- [WHAT THE EXERCISE ASKS]
Without omitting anything, retype the data that follows.

- [LISTED ENTRIES]

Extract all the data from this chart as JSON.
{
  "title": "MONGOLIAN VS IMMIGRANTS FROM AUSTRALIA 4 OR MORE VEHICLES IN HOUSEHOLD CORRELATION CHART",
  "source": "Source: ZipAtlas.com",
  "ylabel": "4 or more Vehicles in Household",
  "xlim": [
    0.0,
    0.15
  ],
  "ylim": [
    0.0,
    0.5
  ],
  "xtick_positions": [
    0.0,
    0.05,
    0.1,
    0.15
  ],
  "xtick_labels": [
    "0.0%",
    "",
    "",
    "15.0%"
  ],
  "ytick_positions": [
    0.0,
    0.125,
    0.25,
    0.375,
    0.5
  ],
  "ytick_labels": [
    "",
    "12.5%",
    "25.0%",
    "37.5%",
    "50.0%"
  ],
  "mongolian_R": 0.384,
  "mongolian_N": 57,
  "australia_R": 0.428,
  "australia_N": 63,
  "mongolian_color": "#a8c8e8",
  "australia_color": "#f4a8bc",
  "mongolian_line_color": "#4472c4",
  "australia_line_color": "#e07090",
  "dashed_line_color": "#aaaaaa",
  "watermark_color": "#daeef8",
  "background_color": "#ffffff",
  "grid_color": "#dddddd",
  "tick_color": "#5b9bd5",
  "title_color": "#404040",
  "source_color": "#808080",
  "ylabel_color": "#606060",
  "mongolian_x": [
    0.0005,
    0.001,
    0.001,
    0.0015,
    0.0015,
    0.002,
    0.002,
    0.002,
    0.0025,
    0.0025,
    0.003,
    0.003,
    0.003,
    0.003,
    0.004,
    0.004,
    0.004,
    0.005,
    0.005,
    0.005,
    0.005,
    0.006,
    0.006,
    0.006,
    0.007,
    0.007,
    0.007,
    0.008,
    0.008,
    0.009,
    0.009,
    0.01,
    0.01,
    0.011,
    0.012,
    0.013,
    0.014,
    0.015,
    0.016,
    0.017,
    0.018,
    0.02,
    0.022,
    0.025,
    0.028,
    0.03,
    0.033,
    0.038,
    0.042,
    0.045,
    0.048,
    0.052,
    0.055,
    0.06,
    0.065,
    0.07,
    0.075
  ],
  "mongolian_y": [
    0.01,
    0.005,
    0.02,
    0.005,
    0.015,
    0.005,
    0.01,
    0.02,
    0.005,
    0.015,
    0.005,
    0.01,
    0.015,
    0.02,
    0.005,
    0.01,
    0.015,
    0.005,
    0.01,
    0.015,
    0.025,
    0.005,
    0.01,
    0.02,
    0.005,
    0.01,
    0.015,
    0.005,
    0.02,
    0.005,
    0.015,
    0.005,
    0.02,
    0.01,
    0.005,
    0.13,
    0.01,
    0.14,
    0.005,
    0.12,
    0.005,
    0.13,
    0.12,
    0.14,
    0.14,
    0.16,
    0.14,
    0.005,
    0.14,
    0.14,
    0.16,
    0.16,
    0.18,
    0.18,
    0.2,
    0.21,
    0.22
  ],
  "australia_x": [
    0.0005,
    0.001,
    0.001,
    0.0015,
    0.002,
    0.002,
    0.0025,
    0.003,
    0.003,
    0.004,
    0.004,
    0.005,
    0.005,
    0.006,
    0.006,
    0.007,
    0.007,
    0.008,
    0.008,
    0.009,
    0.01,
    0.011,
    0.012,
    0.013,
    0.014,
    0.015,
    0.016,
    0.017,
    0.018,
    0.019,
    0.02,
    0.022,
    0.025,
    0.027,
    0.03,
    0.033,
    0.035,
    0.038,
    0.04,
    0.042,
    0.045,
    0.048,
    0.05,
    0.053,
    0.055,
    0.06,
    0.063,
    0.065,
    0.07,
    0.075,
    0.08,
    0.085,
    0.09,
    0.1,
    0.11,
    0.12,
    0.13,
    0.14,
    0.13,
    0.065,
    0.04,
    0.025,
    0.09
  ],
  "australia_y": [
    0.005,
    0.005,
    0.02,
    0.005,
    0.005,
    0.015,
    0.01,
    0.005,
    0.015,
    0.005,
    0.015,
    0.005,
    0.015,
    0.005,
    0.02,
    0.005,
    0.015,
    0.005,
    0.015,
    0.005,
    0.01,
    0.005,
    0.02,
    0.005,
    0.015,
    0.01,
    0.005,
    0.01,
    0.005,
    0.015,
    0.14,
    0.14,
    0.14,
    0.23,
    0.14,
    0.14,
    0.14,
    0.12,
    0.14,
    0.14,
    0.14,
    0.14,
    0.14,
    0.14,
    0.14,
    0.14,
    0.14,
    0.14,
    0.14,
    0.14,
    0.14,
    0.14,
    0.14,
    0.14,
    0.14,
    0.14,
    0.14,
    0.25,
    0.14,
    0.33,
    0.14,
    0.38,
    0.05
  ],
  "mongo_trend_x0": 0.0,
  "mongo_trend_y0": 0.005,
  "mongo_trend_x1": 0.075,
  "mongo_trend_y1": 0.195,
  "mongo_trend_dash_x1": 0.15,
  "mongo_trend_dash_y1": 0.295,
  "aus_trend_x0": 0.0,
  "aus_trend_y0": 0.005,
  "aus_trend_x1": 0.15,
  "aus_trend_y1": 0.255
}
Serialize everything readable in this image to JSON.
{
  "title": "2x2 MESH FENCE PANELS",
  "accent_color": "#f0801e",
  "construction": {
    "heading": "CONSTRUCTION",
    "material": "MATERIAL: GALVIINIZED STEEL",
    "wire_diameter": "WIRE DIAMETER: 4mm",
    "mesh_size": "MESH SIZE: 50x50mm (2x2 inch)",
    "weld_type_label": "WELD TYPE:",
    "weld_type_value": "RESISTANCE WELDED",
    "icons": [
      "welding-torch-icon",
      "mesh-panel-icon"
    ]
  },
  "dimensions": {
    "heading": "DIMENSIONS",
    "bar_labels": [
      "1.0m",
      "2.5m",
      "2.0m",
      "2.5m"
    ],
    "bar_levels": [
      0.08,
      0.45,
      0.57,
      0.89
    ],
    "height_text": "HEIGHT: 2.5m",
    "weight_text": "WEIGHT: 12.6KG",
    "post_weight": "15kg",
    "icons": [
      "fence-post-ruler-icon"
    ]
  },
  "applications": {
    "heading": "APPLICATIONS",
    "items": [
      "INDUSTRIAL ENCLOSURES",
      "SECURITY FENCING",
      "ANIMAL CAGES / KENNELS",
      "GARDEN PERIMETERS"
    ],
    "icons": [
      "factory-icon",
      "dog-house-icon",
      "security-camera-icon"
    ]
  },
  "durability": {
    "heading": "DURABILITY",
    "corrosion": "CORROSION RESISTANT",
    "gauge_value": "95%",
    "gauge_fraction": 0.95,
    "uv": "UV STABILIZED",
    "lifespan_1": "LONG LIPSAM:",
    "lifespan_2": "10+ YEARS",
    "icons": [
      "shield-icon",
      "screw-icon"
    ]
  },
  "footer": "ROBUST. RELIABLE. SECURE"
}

- [WRITTEN REPLY]
Extract all the data from this chart as JSON.
{
  "title": "MONGOLIAN VS IMMIGRANTS FROM AUSTRALIA 4 OR MORE VEHICLES IN HOUSEHOLD CORRELATION CHART",
  "source": "Source: ZipAtlas.com",
  "ylabel": "4 or more Vehicles in Household",
  "xlim": [
    0.0,
    0.15
  ],
  "ylim": [
    0.0,
    0.5
  ],
  "xtick_positions": [
    0.0,
    0.05,
    0.1,
    0.15
  ],
  "xtick_labels": [
    "0.0%",
    "",
    "",
    "15.0%"
  ],
  "ytick_positions": [
    0.0,
    0.125,
    0.25,
    0.375,
    0.5
  ],
  "ytick_labels": [
    "",
    "12.5%",
    "25.0%",
    "37.5%",
    "50.0%"
  ],
  "mongolian_R": 0.384,
  "mongolian_N": 57,
  "australia_R": 0.428,
  "australia_N": 63,
  "mongolian_color": "#a8c8e8",
  "australia_color": "#f4a8bc",
  "mongolian_line_color": "#4472c4",
  "australia_line_color": "#e07090",
  "dashed_line_color": "#aaaaaa",
  "watermark_color": "#daeef8",
  "background_color": "#ffffff",
  "grid_color": "#dddddd",
  "tick_color": "#5b9bd5",
  "title_color": "#404040",
  "source_color": "#808080",
  "ylabel_color": "#606060",
  "mongolian_x": [
    0.0005,
    0.001,
    0.001,
    0.0015,
    0.0015,
    0.002,
    0.002,
    0.002,
    0.0025,
    0.0025,
    0.003,
    0.003,
    0.003,
    0.003,
    0.004,
    0.004,
    0.004,
    0.005,
    0.005,
    0.005,
    0.005,
    0.006,
    0.006,
    0.006,
    0.007,
    0.007,
    0.007,
    0.008,
    0.008,
    0.009,
    0.009,
    0.01,
    0.01,
    0.011,
    0.012,
    0.013,
    0.014,
    0.015,
    0.016,
    0.017,
    0.018,
    0.02,
    0.022,
    0.025,
    0.028,
    0.03,
    0.033,
    0.038,
    0.042,
    0.045,
    0.048,
    0.052,
    0.055,
    0.06,
    0.065,
    0.07,
    0.075
  ],
  "mongolian_y": [
    0.01,
    0.005,
    0.02,
    0.005,
    0.015,
    0.005,
    0.01,
    0.02,
    0.005,
    0.015,
    0.005,
    0.01,
    0.015,
    0.02,
    0.005,
    0.01,
    0.015,
    0.005,
    0.01,
    0.015,
    0.025,
    0.005,
    0.01,
    0.02,
    0.005,
    0.01,
    0.015,
    0.005,
    0.02,
    0.005,
    0.015,
    0.005,
    0.02,
    0.01,
    0.005,
    0.13,
    0.01,
    0.14,
    0.005,
    0.12,
    0.005,
    0.13,
    0.12,
    0.14,
    0.14,
    0.16,
    0.14,
    0.005,
    0.14,
    0.14,
    0.16,
    0.16,
    0.18,
    0.18,
    0.2,
    0.21,
    0.22
  ],
  "australia_x": [
    0.0005,
    0.001,
    0.001,
    0.0015,
    0.002,
    0.002,
    0.0025,
    0.003,
    0.003,
    0.004,
    0.004,
    0.005,
    0.005,
    0.006,
    0.006,
    0.007,
    0.007,
    0.008,
    0.008,
    0.009,
    0.01,
    0.011,
    0.012,
    0.013,
    0.014,
    0.015,
    0.016,
    0.017,
    0.018,
    0.019,
    0.02,
    0.022,
    0.025,
    0.027,
    0.03,
    0.033,
    0.035,
    0.038,
    0.04,
    0.042,
    0.045,
    0.048,
    0.05,
    0.053,
    0.055,
    0.06,
    0.063,
    0.065,
    0.07,
    0.075,
    0.08,
    0.085,
    0.09,
    0.1,
    0.11,
    0.12,
    0.13,
    0.14,
    0.13,
    0.065,
    0.04,
    0.025,
    0.09
  ],
  "australia_y": [
    0.005,
    0.005,
    0.02,
    0.005,
    0.005,
    0.015,
    0.01,
    0.005,
    0.015,
    0.005,
    0.015,
    0.005,
    0.015,
    0.005,
    0.02,
    0.005,
    0.015,
    0.005,
    0.015,
    0.005,
    0.01,
    0.005,
    0.02,
    0.005,
    0.015,
    0.01,
    0.005,
    0.01,
    0.005,
    0.015,
    0.14,
    0.14,
    0.14,
    0.23,
    0.14,
    0.14,
    0.14,
    0.12,
    0.14,
    0.14,
    0.14,
    0.14,
    0.14,
    0.14,
    0.14,
    0.14,
    0.14,
    0.14,
    0.14,
    0.14,
    0.14,
    0.14,
    0.14,
    0.14,
    0.14,
    0.14,
    0.14,
    0.25,
    0.14,
    0.33,
    0.14,
    0.38,
    0.05
  ],
  "mongo_trend_x0": 0.0,
  "mongo_trend_y0": 0.005,
  "mongo_trend_x1": 0.075,
  "mongo_trend_y1": 0.195,
  "mongo_trend_dash_x1": 0.15,
  "mongo_trend_dash_y1": 0.295,
  "aus_trend_x0": 0.0,
  "aus_trend_y0": 0.005,
  "aus_trend_x1": 0.15,
  "aus_trend_y1": 0.255
}
Serialize everything readable in this image to JSON.
{
  "title": "2x2 MESH FENCE PANELS",
  "accent_color": "#f0801e",
  "construction": {
    "heading": "CONSTRUCTION",
    "material": "MATERIAL: GALVIINIZED STEEL",
    "wire_diameter": "WIRE DIAMETER: 4mm",
    "mesh_size": "MESH SIZE: 50x50mm (2x2 inch)",
    "weld_type_label": "WELD TYPE:",
    "weld_type_value": "RESISTANCE WELDED",
    "icons": [
      "welding-torch-icon",
      "mesh-panel-icon"
    ]
  },
  "dimensions": {
    "heading": "DIMENSIONS",
    "bar_labels": [
      "1.0m",
      "2.5m",
      "2.0m",
      "2.5m"
    ],
    "bar_levels": [
      0.08,
      0.45,
      0.57,
      0.89
    ],
    "height_text": "HEIGHT: 2.5m",
    "weight_text": "WEIGHT: 12.6KG",
    "post_weight": "15kg",
    "icons": [
      "fence-post-ruler-icon"
    ]
  },
  "applications": {
    "heading": "APPLICATIONS",
    "items": [
      "INDUSTRIAL ENCLOSURES",
      "SECURITY FENCING",
      "ANIMAL CAGES / KENNELS",
      "GARDEN PERIMETERS"
    ],
    "icons": [
      "factory-icon",
      "dog-house-icon",
      "security-camera-icon"
    ]
  },
  "durability": {
    "heading": "DURABILITY",
    "corrosion": "CORROSION RESISTANT",
    "gauge_value": "95%",
    "gauge_fraction": 0.95,
    "uv": "UV STABILIZED",
    "lifespan_1": "LONG LIPSAM:",
    "lifespan_2": "10+ YEARS",
    "icons": [
      "shield-icon",
      "screw-icon"
    ]
  },
  "footer": "ROBUST. RELIABLE. SECURE"
}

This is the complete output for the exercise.